_Exercise data_.
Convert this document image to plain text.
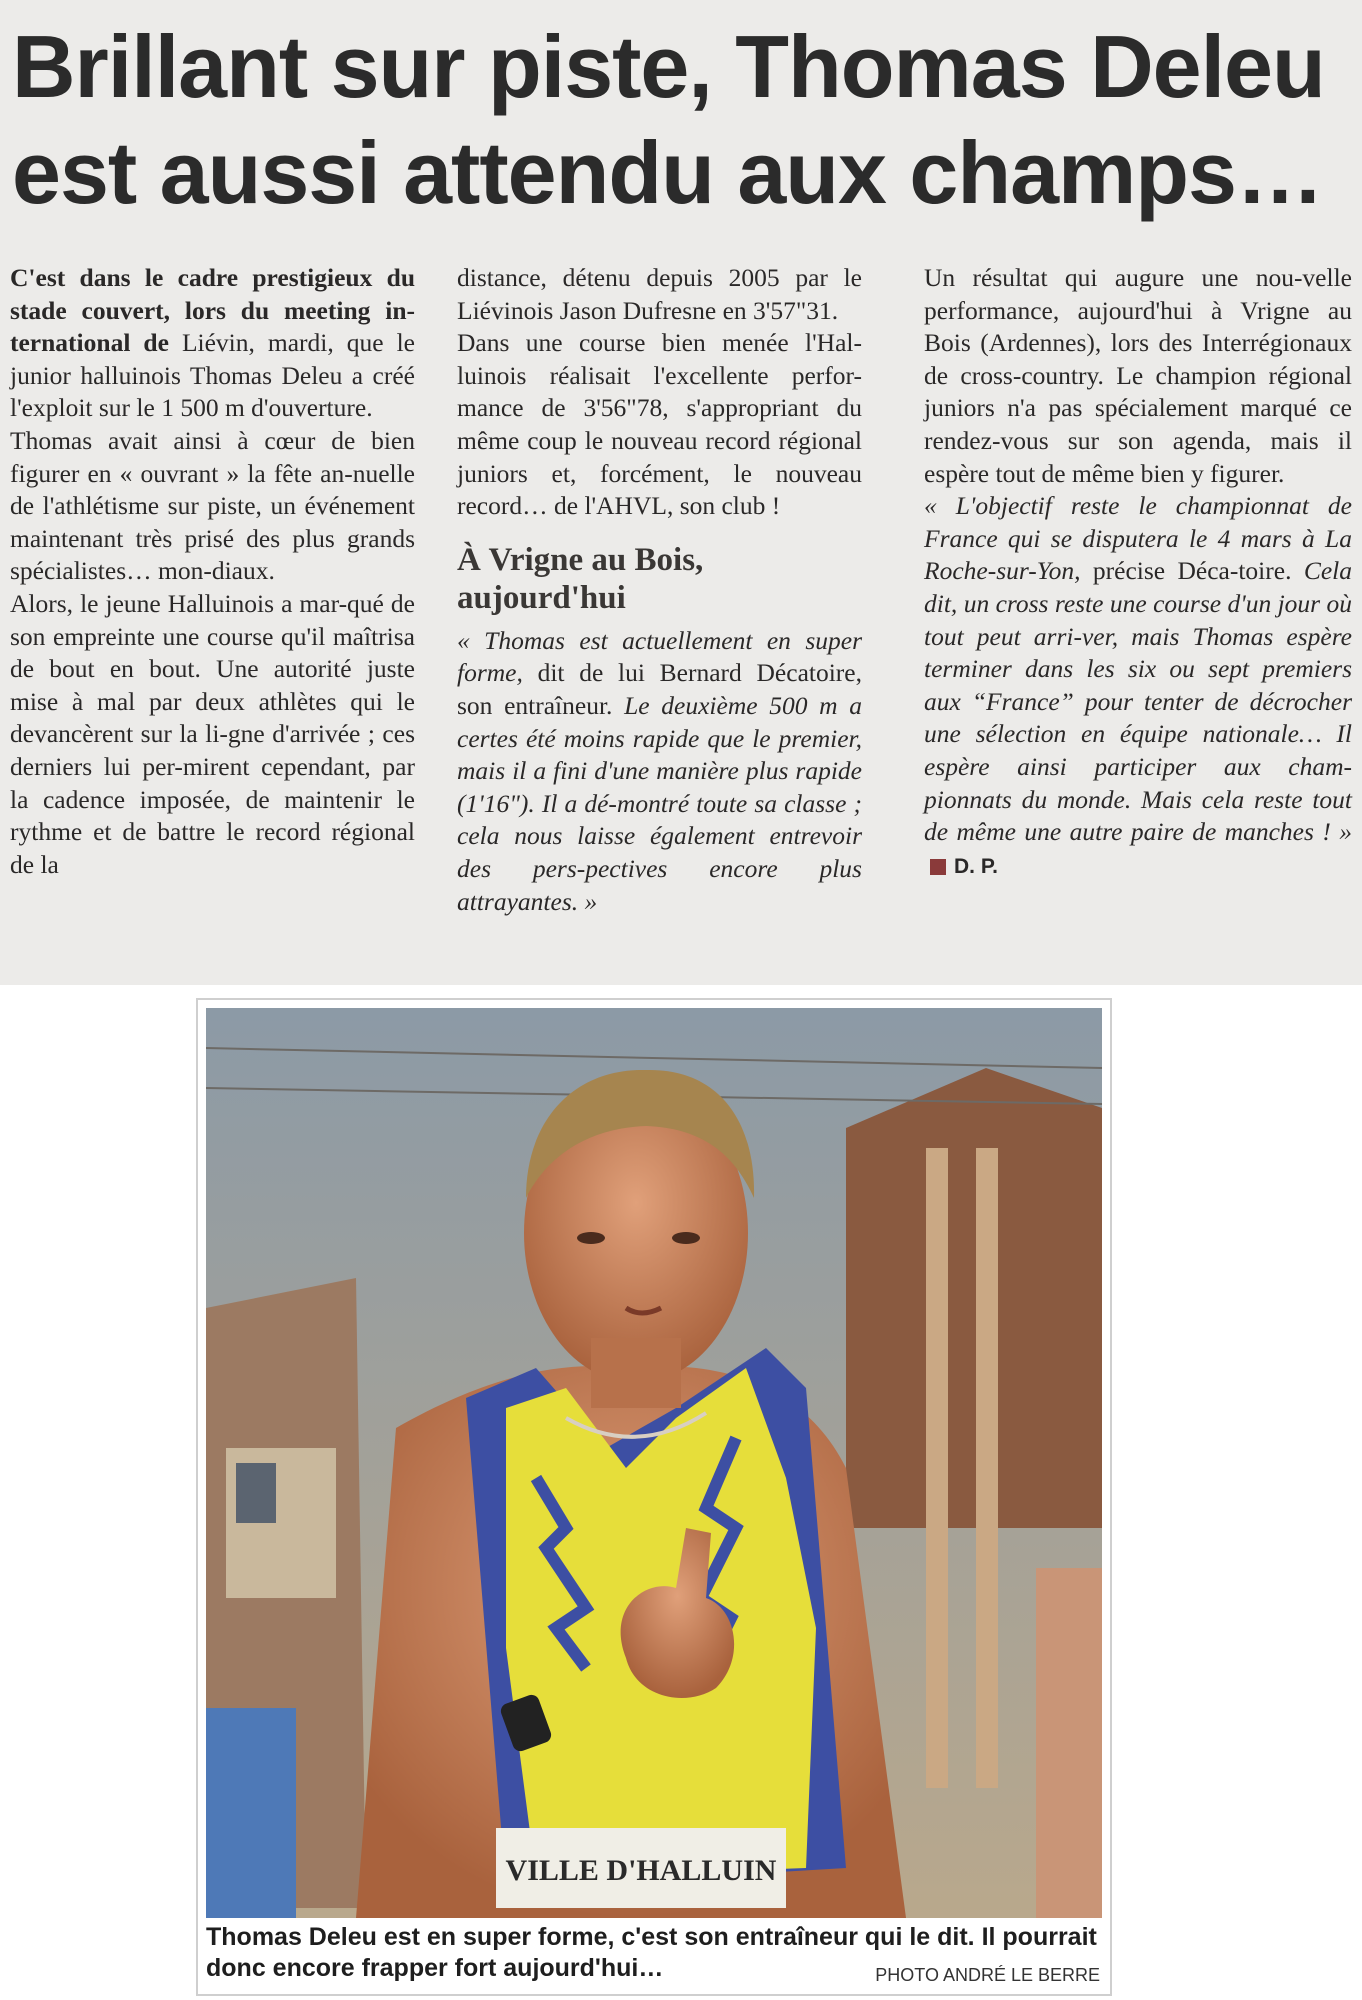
Brillant sur piste, Thomas Deleu
est aussi attendu aux champs…

C'est dans le cadre prestigieux du stade couvert, lors du meeting in-ternational de Liévin, mardi, que le junior halluinois Thomas Deleu a créé l'exploit sur le 1 500 m d'ouverture.

Thomas avait ainsi à cœur de bien figurer en « ouvrant » la fête an-nuelle de l'athlétisme sur piste, un événement maintenant très prisé des plus grands spécialistes… mon-diaux.

Alors, le jeune Halluinois a mar-qué de son empreinte une course qu'il maîtrisa de bout en bout. Une autorité juste mise à mal par deux athlètes qui le devancèrent sur la li-gne d'arrivée ; ces derniers lui per-mirent cependant, par la cadence imposée, de maintenir le rythme et de battre le record régional de la

distance, détenu depuis 2005 par le Liévinois Jason Dufresne en 3'57"31.

Dans une course bien menée l'Hal-luinois réalisait l'excellente perfor-mance de 3'56"78, s'appropriant du même coup le nouveau record régional juniors et, forcément, le nouveau record… de l'AHVL, son club !

À Vrigne au Bois, aujourd'hui

« Thomas est actuellement en super forme, dit de lui Bernard Décatoire, son entraîneur. Le deuxième 500 m a certes été moins rapide que le premier, mais il a fini d'une manière plus rapide (1'16"). Il a dé-montré toute sa classe ; cela nous laisse également entrevoir des pers-pectives encore plus attrayantes. »

Un résultat qui augure une nou-velle performance, aujourd'hui à Vrigne au Bois (Ardennes), lors des Interrégionaux de cross-country. Le champion régional juniors n'a pas spécialement marqué ce rendez-vous sur son agenda, mais il espère tout de même bien y figurer.

« L'objectif reste le championnat de France qui se disputera le 4 mars à La Roche-sur-Yon, précise Déca-toire. Cela dit, un cross reste une course d'un jour où tout peut arri-ver, mais Thomas espère terminer dans les six ou sept premiers aux “France” pour tenter de décrocher une sélection en équipe nationale… Il espère ainsi participer aux cham-pionnats du monde. Mais cela reste tout de même une autre paire de manches ! »D. P.

VILLE D'HALLUIN
Thomas Deleu est en super forme, c'est son entraîneur qui le dit. Il pourrait donc encore frapper fort aujourd'hui…	PHOTO ANDRÉ LE BERRE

_Exercise_. Transcribe the listing in full and omit the pictures.

_Response to this task_.
Convert this document image to plain text.
Brillant sur piste, Thomas Deleu
est aussi attendu aux champs…

C'est dans le cadre prestigieux du stade couvert, lors du meeting in-ternational de Liévin, mardi, que le junior halluinois Thomas Deleu a créé l'exploit sur le 1 500 m d'ouverture.

Thomas avait ainsi à cœur de bien figurer en « ouvrant » la fête an-nuelle de l'athlétisme sur piste, un événement maintenant très prisé des plus grands spécialistes… mon-diaux.

Alors, le jeune Halluinois a mar-qué de son empreinte une course qu'il maîtrisa de bout en bout. Une autorité juste mise à mal par deux athlètes qui le devancèrent sur la li-gne d'arrivée ; ces derniers lui per-mirent cependant, par la cadence imposée, de maintenir le rythme et de battre le record régional de la

distance, détenu depuis 2005 par le Liévinois Jason Dufresne en 3'57"31.

Dans une course bien menée l'Hal-luinois réalisait l'excellente perfor-mance de 3'56"78, s'appropriant du même coup le nouveau record régional juniors et, forcément, le nouveau record… de l'AHVL, son club !

À Vrigne au Bois, aujourd'hui

« Thomas est actuellement en super forme, dit de lui Bernard Décatoire, son entraîneur. Le deuxième 500 m a certes été moins rapide que le premier, mais il a fini d'une manière plus rapide (1'16"). Il a dé-montré toute sa classe ; cela nous laisse également entrevoir des pers-pectives encore plus attrayantes. »

Un résultat qui augure une nou-velle performance, aujourd'hui à Vrigne au Bois (Ardennes), lors des Interrégionaux de cross-country. Le champion régional juniors n'a pas spécialement marqué ce rendez-vous sur son agenda, mais il espère tout de même bien y figurer.

« L'objectif reste le championnat de France qui se disputera le 4 mars à La Roche-sur-Yon, précise Déca-toire. Cela dit, un cross reste une course d'un jour où tout peut arri-ver, mais Thomas espère terminer dans les six ou sept premiers aux “France” pour tenter de décrocher une sélection en équipe nationale… Il espère ainsi participer aux cham-pionnats du monde. Mais cela reste tout de même une autre paire de manches ! »D. P.

VILLE D'HALLUIN
Thomas Deleu est en super forme, c'est son entraîneur qui le dit. Il pourrait donc encore frapper fort aujourd'hui…	PHOTO ANDRÉ LE BERRE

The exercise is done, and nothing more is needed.